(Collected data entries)
==============================
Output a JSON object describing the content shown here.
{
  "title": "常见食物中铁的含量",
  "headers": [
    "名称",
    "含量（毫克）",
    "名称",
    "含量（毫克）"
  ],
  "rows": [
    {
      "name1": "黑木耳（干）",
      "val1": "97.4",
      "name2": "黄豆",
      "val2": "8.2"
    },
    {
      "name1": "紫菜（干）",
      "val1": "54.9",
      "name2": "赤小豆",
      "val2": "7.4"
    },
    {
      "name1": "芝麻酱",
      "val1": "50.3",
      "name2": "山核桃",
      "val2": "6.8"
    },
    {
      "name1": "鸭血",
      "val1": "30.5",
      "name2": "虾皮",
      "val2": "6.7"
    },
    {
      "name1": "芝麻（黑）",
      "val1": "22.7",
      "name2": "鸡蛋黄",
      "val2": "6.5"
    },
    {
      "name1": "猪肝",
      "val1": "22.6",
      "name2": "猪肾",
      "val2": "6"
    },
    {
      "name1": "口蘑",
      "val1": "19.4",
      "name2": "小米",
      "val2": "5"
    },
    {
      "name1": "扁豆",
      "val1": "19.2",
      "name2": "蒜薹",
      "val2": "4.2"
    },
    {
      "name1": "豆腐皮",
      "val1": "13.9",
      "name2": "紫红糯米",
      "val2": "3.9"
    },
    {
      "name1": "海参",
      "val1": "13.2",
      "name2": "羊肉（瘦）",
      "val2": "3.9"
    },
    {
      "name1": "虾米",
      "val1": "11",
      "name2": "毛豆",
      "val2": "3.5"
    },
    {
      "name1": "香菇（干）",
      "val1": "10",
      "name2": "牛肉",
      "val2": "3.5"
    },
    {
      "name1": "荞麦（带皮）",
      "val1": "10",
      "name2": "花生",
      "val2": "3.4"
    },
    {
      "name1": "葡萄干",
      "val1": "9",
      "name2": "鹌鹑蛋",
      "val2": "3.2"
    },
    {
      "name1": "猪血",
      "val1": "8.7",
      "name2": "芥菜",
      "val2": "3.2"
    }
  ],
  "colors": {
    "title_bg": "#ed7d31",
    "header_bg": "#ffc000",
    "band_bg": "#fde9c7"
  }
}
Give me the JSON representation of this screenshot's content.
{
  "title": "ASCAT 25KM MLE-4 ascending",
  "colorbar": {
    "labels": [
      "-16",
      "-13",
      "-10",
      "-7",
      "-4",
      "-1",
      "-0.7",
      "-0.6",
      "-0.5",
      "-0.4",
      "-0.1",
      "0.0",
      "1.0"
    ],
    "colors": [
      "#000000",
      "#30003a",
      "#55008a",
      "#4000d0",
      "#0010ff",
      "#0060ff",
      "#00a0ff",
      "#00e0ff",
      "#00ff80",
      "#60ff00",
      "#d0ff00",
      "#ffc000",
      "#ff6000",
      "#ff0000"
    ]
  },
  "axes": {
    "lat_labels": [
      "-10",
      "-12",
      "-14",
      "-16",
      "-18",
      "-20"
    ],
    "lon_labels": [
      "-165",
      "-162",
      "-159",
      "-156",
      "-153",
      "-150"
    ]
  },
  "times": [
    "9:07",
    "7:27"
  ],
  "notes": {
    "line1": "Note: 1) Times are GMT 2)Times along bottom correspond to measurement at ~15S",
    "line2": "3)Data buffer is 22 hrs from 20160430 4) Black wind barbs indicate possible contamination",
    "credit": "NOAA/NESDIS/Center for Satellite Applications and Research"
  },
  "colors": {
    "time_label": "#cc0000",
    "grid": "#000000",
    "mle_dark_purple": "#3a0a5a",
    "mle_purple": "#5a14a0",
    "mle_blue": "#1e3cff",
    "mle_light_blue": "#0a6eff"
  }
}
==============================
» **EXERCISE GOAL**
Write the listing out again, exactly as it reads.

» **COMPLETE ANSWER**
Output a JSON object describing the content shown here.
{
  "title": "常见食物中铁的含量",
  "headers": [
    "名称",
    "含量（毫克）",
    "名称",
    "含量（毫克）"
  ],
  "rows": [
    {
      "name1": "黑木耳（干）",
      "val1": "97.4",
      "name2": "黄豆",
      "val2": "8.2"
    },
    {
      "name1": "紫菜（干）",
      "val1": "54.9",
      "name2": "赤小豆",
      "val2": "7.4"
    },
    {
      "name1": "芝麻酱",
      "val1": "50.3",
      "name2": "山核桃",
      "val2": "6.8"
    },
    {
      "name1": "鸭血",
      "val1": "30.5",
      "name2": "虾皮",
      "val2": "6.7"
    },
    {
      "name1": "芝麻（黑）",
      "val1": "22.7",
      "name2": "鸡蛋黄",
      "val2": "6.5"
    },
    {
      "name1": "猪肝",
      "val1": "22.6",
      "name2": "猪肾",
      "val2": "6"
    },
    {
      "name1": "口蘑",
      "val1": "19.4",
      "name2": "小米",
      "val2": "5"
    },
    {
      "name1": "扁豆",
      "val1": "19.2",
      "name2": "蒜薹",
      "val2": "4.2"
    },
    {
      "name1": "豆腐皮",
      "val1": "13.9",
      "name2": "紫红糯米",
      "val2": "3.9"
    },
    {
      "name1": "海参",
      "val1": "13.2",
      "name2": "羊肉（瘦）",
      "val2": "3.9"
    },
    {
      "name1": "虾米",
      "val1": "11",
      "name2": "毛豆",
      "val2": "3.5"
    },
    {
      "name1": "香菇（干）",
      "val1": "10",
      "name2": "牛肉",
      "val2": "3.5"
    },
    {
      "name1": "荞麦（带皮）",
      "val1": "10",
      "name2": "花生",
      "val2": "3.4"
    },
    {
      "name1": "葡萄干",
      "val1": "9",
      "name2": "鹌鹑蛋",
      "val2": "3.2"
    },
    {
      "name1": "猪血",
      "val1": "8.7",
      "name2": "芥菜",
      "val2": "3.2"
    }
  ],
  "colors": {
    "title_bg": "#ed7d31",
    "header_bg": "#ffc000",
    "band_bg": "#fde9c7"
  }
}
Give me the JSON representation of this screenshot's content.
{
  "title": "ASCAT 25KM MLE-4 ascending",
  "colorbar": {
    "labels": [
      "-16",
      "-13",
      "-10",
      "-7",
      "-4",
      "-1",
      "-0.7",
      "-0.6",
      "-0.5",
      "-0.4",
      "-0.1",
      "0.0",
      "1.0"
    ],
    "colors": [
      "#000000",
      "#30003a",
      "#55008a",
      "#4000d0",
      "#0010ff",
      "#0060ff",
      "#00a0ff",
      "#00e0ff",
      "#00ff80",
      "#60ff00",
      "#d0ff00",
      "#ffc000",
      "#ff6000",
      "#ff0000"
    ]
  },
  "axes": {
    "lat_labels": [
      "-10",
      "-12",
      "-14",
      "-16",
      "-18",
      "-20"
    ],
    "lon_labels": [
      "-165",
      "-162",
      "-159",
      "-156",
      "-153",
      "-150"
    ]
  },
  "times": [
    "9:07",
    "7:27"
  ],
  "notes": {
    "line1": "Note: 1) Times are GMT 2)Times along bottom correspond to measurement at ~15S",
    "line2": "3)Data buffer is 22 hrs from 20160430 4) Black wind barbs indicate possible contamination",
    "credit": "NOAA/NESDIS/Center for Satellite Applications and Research"
  },
  "colors": {
    "time_label": "#cc0000",
    "grid": "#000000",
    "mle_dark_purple": "#3a0a5a",
    "mle_purple": "#5a14a0",
    "mle_blue": "#1e3cff",
    "mle_light_blue": "#0a6eff"
  }
}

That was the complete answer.